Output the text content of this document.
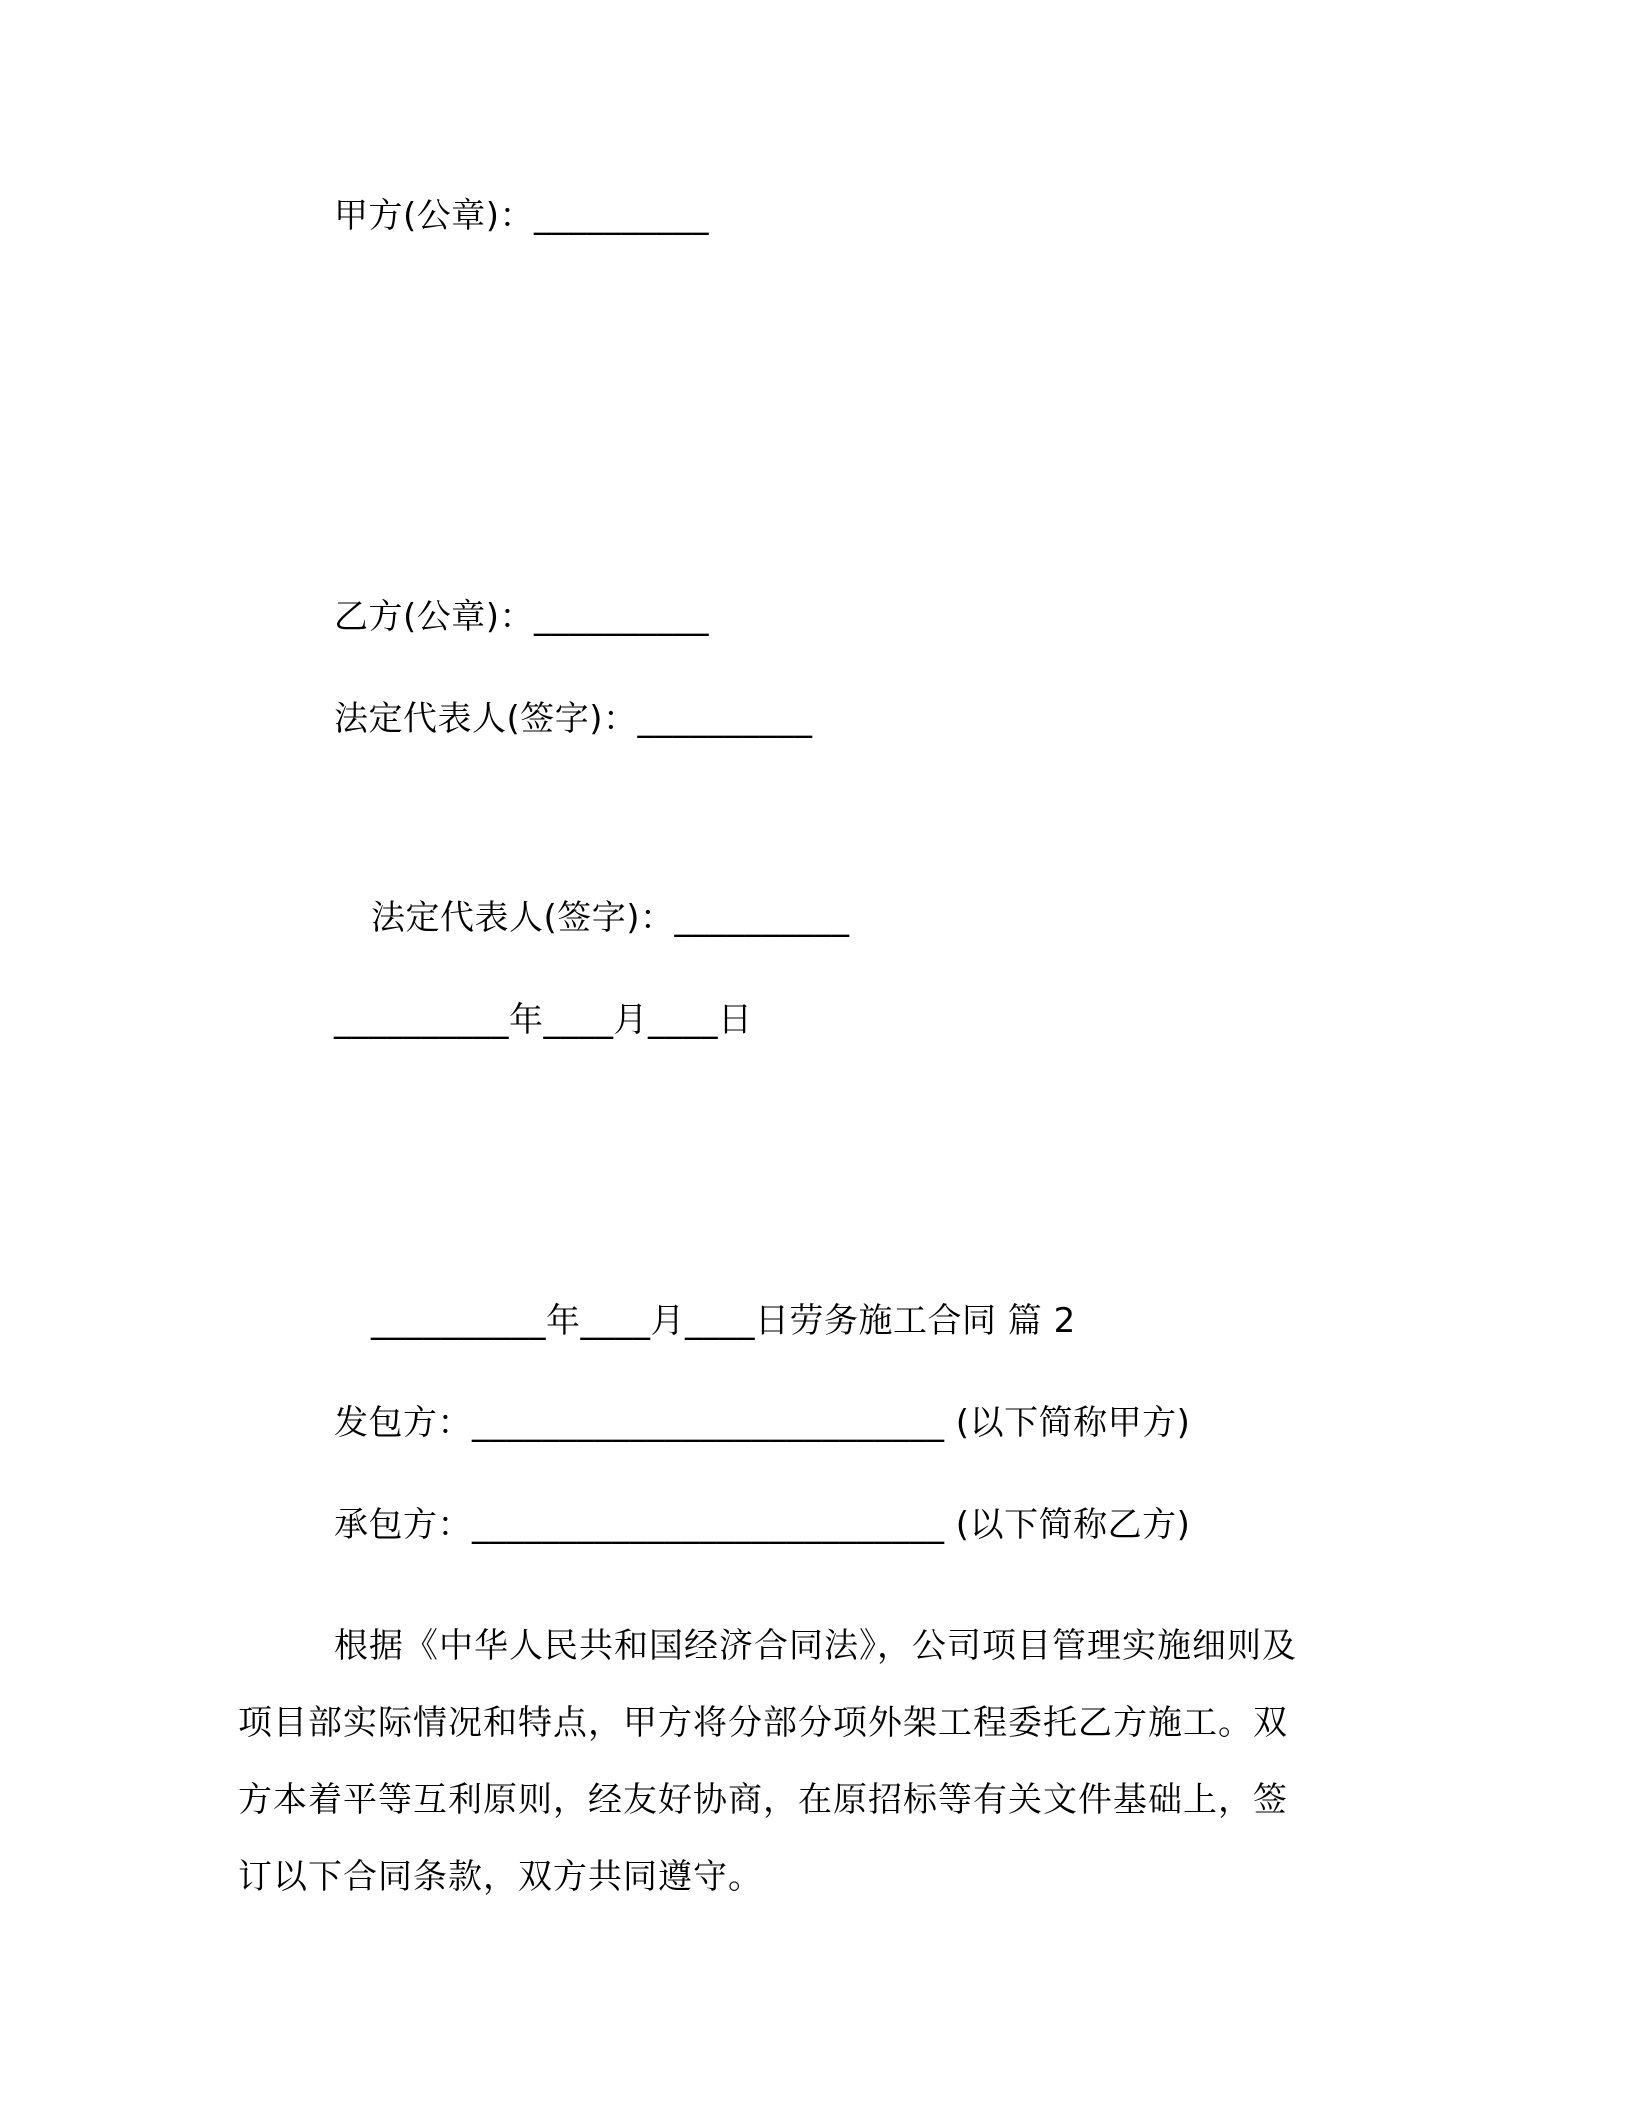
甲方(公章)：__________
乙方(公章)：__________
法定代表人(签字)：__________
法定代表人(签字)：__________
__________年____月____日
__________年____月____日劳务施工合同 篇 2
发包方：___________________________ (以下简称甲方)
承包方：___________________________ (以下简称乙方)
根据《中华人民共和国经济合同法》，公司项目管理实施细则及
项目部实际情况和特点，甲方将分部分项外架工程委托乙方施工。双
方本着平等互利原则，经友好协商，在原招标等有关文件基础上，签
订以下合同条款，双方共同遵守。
——————
_Prompt_:
Restate the data above exactly, stripping out each image.

_Result of the exercise_:
Output the text content of this document.
甲方(公章)：__________
乙方(公章)：__________
法定代表人(签字)：__________
法定代表人(签字)：__________
__________年____月____日
__________年____月____日劳务施工合同 篇 2
发包方：___________________________ (以下简称甲方)
承包方：___________________________ (以下简称乙方)
根据《中华人民共和国经济合同法》，公司项目管理实施细则及
项目部实际情况和特点，甲方将分部分项外架工程委托乙方施工。双
方本着平等互利原则，经友好协商，在原招标等有关文件基础上，签
订以下合同条款，双方共同遵守。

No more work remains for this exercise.